- [Problem to solve]:
Out of all the lines below, count those with the word "maassa". Give the number only.

#### Information supplied ####

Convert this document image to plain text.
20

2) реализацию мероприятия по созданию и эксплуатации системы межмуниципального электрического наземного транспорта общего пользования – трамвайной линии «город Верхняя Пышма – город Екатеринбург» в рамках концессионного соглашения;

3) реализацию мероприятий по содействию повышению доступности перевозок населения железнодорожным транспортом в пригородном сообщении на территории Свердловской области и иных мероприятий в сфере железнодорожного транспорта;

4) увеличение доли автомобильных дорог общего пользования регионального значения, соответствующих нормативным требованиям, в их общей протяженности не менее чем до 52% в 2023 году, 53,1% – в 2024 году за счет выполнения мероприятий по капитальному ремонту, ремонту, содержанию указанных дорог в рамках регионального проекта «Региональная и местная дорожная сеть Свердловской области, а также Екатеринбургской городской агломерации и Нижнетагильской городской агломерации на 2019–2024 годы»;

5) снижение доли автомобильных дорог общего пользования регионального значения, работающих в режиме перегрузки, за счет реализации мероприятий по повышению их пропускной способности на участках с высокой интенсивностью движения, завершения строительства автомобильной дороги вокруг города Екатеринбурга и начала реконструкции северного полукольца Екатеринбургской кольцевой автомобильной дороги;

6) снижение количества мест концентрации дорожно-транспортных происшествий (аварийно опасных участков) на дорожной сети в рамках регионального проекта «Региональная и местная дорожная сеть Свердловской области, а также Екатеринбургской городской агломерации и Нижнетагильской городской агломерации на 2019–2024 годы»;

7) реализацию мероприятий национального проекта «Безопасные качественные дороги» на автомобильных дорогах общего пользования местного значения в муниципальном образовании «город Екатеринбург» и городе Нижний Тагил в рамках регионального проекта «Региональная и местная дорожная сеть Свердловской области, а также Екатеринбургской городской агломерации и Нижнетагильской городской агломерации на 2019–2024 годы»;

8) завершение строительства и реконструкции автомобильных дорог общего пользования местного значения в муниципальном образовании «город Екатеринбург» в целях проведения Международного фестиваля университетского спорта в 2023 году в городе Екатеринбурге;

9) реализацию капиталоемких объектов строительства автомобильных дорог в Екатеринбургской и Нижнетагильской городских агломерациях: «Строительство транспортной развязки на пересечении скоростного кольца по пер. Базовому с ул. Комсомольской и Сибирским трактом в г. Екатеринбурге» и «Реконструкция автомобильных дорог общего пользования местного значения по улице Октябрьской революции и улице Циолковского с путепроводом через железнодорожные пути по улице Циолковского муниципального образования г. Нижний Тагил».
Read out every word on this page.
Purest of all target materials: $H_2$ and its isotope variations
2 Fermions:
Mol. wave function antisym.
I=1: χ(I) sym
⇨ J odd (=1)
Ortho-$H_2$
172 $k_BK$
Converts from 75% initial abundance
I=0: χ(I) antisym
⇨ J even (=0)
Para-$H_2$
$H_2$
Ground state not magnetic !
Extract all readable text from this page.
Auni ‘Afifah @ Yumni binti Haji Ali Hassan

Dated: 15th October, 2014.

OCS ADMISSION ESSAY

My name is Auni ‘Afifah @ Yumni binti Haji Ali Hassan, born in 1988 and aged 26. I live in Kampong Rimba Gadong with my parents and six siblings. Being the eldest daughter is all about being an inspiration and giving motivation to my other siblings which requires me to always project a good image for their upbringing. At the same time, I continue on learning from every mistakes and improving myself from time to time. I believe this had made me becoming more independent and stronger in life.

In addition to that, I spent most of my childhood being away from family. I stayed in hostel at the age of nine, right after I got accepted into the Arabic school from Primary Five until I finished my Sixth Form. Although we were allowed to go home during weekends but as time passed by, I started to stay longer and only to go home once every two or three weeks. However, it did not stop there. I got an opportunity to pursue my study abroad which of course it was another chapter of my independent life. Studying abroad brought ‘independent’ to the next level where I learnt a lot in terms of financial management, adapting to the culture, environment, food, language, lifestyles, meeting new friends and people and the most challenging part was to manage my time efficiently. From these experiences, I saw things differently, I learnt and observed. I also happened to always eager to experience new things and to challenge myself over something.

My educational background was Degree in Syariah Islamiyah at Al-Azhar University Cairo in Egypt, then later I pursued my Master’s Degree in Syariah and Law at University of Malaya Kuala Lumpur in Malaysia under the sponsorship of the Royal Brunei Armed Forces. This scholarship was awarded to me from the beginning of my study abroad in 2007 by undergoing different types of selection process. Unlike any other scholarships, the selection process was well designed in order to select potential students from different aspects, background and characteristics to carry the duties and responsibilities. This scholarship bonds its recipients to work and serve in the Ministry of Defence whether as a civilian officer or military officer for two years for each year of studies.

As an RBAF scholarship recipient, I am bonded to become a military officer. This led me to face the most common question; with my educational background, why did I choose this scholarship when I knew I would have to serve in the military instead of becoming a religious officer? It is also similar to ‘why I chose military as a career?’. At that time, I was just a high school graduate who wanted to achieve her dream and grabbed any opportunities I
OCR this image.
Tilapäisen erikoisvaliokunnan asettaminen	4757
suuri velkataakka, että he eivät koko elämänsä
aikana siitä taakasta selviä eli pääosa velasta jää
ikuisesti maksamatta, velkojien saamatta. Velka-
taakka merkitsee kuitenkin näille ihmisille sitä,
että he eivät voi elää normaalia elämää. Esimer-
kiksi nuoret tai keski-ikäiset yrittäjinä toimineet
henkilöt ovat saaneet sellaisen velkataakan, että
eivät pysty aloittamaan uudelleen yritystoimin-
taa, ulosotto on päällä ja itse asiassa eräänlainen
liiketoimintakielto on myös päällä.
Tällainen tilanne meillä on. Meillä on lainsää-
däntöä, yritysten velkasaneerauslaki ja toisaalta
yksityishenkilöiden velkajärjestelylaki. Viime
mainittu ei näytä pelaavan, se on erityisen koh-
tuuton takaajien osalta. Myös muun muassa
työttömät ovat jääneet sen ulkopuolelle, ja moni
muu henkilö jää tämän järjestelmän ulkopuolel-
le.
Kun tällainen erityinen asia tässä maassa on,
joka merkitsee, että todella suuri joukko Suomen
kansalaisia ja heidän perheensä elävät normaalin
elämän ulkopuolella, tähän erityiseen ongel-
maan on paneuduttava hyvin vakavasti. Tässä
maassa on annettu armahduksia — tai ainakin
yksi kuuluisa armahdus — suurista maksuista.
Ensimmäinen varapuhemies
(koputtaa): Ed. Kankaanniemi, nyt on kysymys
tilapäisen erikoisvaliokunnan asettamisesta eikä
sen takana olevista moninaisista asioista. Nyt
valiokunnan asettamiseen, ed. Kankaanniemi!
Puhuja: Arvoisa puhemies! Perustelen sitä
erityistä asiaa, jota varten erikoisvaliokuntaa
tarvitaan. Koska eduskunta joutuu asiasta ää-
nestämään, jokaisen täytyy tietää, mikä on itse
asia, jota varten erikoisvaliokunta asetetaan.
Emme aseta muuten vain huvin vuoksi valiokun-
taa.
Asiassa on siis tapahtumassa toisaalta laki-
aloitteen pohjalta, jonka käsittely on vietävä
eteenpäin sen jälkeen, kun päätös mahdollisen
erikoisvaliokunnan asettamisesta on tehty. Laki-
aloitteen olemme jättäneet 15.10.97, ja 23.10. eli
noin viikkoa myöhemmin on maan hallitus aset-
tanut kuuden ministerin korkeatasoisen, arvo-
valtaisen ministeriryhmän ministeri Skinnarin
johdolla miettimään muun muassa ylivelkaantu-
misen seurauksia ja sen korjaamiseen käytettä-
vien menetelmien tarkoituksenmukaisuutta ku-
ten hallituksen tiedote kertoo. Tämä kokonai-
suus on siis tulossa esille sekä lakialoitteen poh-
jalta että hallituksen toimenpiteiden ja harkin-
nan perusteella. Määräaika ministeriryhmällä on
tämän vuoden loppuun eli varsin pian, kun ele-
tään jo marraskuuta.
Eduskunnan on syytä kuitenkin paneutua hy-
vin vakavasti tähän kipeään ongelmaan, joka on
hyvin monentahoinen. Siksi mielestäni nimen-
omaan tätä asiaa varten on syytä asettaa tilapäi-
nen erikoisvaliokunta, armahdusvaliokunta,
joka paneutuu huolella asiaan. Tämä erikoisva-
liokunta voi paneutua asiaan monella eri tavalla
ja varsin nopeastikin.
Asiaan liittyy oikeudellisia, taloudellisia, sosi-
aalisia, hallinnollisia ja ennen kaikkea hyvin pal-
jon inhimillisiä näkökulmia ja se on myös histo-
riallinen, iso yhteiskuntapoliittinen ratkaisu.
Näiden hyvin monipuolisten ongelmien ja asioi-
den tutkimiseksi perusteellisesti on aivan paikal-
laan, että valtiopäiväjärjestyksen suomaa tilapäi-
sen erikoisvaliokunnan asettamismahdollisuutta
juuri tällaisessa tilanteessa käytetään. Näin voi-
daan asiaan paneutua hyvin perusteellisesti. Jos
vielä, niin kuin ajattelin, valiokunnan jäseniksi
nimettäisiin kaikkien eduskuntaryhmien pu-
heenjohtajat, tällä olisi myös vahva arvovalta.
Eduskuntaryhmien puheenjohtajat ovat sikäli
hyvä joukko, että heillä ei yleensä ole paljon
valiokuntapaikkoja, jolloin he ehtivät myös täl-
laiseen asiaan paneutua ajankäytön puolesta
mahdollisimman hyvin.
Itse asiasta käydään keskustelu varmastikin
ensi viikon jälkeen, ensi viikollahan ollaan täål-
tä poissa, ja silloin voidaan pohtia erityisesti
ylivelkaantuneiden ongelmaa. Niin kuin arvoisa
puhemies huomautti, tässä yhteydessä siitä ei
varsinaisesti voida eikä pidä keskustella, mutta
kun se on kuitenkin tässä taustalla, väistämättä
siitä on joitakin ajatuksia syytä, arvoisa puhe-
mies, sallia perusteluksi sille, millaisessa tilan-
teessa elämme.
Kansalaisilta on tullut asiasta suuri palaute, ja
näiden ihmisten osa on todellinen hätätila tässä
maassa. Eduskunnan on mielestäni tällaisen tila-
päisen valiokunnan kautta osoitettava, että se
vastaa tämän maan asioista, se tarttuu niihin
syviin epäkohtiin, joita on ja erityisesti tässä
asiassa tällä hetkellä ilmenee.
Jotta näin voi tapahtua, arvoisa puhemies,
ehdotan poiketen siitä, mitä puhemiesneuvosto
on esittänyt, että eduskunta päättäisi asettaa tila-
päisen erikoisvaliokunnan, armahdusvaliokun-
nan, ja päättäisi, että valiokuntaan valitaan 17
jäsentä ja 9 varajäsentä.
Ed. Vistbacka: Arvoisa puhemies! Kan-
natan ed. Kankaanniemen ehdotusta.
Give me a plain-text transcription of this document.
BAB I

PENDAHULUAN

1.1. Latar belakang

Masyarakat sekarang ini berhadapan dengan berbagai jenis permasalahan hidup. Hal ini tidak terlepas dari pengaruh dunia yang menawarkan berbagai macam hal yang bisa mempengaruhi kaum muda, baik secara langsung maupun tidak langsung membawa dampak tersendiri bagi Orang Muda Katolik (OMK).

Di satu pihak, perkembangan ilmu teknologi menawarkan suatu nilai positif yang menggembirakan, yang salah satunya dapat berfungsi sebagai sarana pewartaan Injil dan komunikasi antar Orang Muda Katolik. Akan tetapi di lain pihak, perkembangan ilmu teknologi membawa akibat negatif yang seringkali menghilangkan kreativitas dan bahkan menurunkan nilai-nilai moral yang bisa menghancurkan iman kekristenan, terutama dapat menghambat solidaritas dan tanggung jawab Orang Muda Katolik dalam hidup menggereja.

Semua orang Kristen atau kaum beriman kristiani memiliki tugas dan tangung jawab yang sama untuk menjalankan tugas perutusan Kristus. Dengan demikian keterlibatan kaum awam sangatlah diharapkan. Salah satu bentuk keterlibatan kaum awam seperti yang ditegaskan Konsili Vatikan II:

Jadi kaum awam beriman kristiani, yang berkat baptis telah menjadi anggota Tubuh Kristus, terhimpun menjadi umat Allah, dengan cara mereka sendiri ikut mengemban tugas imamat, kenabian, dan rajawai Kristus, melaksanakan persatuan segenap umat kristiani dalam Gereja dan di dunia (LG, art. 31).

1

####

- [Reply to the task]:
3